▶ _EXERCISE_: Work out the number of lines containing "square". Give that number alone.

Dataset items

━━━━━━━━━━━━━━━━━━━━

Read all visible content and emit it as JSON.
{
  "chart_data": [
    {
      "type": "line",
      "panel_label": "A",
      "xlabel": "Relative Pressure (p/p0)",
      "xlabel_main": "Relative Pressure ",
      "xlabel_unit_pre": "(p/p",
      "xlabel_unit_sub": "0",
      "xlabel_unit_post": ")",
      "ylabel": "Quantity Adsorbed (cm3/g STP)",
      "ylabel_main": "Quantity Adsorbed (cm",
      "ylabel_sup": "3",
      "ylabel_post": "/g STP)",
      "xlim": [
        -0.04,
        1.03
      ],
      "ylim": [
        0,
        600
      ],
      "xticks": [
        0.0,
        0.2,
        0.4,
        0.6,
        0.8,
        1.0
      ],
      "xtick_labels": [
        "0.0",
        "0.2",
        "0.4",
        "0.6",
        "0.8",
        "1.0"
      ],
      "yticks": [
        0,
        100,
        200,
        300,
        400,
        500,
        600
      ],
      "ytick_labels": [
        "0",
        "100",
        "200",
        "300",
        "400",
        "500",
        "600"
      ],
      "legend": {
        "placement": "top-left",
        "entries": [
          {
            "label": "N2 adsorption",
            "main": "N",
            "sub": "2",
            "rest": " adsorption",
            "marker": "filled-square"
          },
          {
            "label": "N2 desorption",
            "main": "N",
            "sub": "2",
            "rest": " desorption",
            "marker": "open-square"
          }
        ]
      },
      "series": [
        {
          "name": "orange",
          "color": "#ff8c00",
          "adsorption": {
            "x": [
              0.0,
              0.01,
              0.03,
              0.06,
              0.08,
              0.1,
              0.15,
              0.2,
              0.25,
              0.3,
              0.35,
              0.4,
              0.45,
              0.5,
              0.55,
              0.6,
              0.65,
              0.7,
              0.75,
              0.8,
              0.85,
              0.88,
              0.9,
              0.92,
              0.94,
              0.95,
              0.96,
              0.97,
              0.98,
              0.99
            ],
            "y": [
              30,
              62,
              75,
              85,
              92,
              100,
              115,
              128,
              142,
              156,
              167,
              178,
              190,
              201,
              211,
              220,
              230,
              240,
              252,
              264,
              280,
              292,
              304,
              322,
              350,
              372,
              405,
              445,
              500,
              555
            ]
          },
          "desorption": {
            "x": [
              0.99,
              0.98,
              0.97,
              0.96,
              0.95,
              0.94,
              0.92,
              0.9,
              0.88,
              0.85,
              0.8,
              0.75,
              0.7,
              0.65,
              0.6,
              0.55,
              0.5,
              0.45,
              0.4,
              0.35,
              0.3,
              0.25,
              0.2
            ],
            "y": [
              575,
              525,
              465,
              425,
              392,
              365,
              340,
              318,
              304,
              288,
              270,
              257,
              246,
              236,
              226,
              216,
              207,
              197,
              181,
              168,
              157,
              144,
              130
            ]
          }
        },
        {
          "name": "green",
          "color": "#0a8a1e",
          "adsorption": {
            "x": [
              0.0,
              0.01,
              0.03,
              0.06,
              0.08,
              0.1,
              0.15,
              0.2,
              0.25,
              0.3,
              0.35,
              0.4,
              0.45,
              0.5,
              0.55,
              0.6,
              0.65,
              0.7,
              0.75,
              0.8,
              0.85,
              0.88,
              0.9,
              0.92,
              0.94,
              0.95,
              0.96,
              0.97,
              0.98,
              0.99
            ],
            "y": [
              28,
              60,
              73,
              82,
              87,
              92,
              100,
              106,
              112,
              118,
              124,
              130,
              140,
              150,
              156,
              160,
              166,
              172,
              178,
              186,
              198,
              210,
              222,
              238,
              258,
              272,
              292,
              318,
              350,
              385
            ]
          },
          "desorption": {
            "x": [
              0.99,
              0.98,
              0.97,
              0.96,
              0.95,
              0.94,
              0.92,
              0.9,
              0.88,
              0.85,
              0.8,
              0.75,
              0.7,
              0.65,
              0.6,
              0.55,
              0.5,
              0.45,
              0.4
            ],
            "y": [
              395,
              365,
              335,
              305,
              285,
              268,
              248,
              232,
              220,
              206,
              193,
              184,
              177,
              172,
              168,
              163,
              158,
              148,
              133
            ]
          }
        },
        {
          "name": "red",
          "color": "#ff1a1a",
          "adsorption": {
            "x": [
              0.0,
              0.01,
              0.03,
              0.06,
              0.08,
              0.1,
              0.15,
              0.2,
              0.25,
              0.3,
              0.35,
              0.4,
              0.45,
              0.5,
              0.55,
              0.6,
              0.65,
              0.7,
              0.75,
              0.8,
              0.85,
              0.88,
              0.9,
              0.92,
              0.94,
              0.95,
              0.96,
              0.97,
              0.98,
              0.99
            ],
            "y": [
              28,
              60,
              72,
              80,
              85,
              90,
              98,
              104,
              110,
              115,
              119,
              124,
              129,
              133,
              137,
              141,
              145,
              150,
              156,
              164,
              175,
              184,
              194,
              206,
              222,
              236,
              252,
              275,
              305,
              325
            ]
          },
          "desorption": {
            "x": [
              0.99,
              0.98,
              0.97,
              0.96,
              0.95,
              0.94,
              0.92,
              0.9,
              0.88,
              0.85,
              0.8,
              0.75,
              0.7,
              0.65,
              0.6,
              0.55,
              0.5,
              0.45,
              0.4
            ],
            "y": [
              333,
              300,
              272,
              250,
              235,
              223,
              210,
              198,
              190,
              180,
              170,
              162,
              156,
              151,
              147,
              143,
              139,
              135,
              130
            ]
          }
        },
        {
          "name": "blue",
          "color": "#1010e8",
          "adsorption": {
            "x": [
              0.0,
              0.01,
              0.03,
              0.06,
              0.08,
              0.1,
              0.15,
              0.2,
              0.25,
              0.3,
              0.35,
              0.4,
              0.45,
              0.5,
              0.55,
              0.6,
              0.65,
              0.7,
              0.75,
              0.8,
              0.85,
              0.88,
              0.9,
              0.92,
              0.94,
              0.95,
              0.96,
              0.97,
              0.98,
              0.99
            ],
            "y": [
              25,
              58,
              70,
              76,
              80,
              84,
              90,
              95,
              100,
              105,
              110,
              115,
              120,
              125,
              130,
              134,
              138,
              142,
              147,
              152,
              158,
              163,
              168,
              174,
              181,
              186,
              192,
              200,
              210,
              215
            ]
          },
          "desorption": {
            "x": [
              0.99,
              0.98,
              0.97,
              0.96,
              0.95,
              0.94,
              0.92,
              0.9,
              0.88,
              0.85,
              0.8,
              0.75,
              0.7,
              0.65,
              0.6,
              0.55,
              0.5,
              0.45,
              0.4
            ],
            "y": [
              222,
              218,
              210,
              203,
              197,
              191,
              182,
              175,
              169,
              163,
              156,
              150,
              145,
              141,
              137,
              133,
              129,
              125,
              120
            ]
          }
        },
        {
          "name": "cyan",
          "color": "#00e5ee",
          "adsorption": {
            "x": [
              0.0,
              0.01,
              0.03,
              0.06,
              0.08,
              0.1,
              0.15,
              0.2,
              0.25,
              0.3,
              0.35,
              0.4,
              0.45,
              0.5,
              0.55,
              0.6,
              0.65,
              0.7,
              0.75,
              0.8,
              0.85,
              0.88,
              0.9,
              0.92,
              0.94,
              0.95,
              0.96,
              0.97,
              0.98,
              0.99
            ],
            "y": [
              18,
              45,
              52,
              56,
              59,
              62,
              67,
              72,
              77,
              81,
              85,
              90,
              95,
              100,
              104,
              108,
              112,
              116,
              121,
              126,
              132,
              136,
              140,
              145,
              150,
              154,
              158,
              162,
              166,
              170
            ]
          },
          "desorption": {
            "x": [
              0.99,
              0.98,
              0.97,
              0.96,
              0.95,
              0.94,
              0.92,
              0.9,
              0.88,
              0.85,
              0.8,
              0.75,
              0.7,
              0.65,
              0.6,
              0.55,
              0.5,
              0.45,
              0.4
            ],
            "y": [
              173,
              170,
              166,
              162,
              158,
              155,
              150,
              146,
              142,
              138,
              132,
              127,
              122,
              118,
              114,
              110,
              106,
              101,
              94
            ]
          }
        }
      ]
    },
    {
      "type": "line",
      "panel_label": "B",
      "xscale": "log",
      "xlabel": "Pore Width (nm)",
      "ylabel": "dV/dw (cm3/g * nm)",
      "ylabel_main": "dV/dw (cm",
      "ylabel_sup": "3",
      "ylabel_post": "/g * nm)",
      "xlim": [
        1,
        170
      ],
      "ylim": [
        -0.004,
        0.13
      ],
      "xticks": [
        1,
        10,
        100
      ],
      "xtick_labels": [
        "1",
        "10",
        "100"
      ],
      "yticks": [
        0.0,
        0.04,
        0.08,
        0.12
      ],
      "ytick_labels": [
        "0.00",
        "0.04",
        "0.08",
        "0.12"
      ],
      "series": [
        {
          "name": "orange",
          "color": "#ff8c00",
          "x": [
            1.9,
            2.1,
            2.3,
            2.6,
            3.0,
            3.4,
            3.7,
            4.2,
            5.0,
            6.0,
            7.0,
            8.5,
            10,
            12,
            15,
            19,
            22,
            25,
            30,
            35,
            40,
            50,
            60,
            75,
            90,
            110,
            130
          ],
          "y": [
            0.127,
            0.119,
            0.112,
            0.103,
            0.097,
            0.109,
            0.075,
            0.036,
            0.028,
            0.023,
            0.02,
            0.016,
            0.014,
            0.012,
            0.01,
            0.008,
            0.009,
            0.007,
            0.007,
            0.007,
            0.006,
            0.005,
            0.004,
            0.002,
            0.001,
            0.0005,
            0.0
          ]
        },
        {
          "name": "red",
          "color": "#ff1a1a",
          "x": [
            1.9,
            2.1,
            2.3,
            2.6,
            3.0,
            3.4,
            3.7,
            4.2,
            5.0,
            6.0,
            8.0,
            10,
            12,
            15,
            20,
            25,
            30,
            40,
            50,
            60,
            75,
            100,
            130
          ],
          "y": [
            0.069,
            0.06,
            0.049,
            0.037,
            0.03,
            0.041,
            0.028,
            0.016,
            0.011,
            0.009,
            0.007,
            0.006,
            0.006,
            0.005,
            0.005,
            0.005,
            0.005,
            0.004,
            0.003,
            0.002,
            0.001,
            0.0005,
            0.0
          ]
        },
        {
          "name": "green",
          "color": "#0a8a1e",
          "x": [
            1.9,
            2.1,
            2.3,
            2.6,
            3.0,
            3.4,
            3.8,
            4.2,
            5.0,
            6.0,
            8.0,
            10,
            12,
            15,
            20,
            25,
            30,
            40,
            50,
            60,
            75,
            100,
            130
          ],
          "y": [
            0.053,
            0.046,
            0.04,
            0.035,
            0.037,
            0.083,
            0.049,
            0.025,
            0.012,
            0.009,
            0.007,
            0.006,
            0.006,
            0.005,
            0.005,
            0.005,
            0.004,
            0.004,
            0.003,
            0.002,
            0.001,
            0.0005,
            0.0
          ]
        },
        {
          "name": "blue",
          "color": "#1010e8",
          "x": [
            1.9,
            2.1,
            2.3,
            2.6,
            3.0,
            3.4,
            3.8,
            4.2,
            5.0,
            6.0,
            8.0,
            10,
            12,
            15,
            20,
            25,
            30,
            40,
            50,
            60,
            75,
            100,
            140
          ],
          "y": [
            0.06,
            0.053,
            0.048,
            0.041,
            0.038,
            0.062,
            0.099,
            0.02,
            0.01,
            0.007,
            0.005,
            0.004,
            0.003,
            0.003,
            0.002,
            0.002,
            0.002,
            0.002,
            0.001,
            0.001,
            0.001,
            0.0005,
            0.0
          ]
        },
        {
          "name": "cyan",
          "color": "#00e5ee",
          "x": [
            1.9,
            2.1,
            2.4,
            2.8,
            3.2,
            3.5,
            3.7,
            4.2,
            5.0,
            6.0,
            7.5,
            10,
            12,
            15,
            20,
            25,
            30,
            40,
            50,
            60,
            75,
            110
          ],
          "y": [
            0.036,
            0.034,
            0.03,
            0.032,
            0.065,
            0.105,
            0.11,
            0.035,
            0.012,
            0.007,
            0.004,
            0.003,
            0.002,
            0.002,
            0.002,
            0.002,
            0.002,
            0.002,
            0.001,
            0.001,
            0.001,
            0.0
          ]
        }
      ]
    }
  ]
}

━━━━━━━━━━━━━━━━━━━━

▶ _SOLUTION TO THIS EXERCISE_: 2